- Set task:
Determine the number of lines containing the word "values", and state that figure alone.

Figure contents as structured data:
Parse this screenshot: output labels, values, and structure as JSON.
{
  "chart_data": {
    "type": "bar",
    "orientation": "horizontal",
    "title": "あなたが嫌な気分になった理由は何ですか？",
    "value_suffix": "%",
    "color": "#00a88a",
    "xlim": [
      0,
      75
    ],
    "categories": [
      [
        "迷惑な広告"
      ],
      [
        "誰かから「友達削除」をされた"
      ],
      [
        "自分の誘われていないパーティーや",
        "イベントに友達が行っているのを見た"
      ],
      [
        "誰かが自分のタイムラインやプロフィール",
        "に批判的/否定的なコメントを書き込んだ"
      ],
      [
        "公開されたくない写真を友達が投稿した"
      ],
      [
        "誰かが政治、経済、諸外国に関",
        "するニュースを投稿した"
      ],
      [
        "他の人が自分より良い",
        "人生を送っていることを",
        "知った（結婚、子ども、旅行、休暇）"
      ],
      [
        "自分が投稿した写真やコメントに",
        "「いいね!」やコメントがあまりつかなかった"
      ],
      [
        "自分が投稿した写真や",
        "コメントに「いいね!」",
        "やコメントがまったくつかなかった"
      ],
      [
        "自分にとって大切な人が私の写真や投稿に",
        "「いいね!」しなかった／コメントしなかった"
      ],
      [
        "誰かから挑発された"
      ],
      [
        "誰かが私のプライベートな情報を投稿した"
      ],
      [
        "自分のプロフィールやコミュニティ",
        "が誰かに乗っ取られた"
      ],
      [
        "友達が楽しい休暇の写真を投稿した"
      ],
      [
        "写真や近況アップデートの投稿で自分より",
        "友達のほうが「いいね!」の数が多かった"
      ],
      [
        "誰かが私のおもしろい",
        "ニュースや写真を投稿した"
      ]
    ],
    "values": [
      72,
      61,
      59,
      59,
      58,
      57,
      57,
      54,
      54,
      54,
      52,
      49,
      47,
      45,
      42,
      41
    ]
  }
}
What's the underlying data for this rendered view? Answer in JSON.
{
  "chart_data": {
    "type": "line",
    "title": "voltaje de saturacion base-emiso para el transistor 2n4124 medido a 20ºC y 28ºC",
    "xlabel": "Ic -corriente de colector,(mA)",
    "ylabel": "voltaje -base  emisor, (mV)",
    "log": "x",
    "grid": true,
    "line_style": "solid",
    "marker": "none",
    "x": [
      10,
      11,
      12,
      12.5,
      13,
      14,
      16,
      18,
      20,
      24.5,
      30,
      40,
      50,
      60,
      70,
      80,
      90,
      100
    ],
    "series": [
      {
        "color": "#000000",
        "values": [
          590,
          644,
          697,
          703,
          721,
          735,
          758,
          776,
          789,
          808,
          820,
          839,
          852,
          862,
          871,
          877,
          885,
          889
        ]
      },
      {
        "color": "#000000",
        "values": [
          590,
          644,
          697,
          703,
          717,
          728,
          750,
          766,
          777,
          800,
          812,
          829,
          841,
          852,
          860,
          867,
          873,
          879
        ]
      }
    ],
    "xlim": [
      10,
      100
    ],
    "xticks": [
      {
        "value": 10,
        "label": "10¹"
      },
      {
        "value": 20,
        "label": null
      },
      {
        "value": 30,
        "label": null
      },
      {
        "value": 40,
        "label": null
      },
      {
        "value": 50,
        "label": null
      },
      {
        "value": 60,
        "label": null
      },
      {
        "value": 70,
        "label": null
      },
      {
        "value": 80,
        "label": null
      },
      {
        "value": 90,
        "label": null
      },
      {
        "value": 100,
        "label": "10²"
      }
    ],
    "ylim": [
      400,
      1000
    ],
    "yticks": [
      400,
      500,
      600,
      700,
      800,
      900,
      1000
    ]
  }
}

- Solution below:
4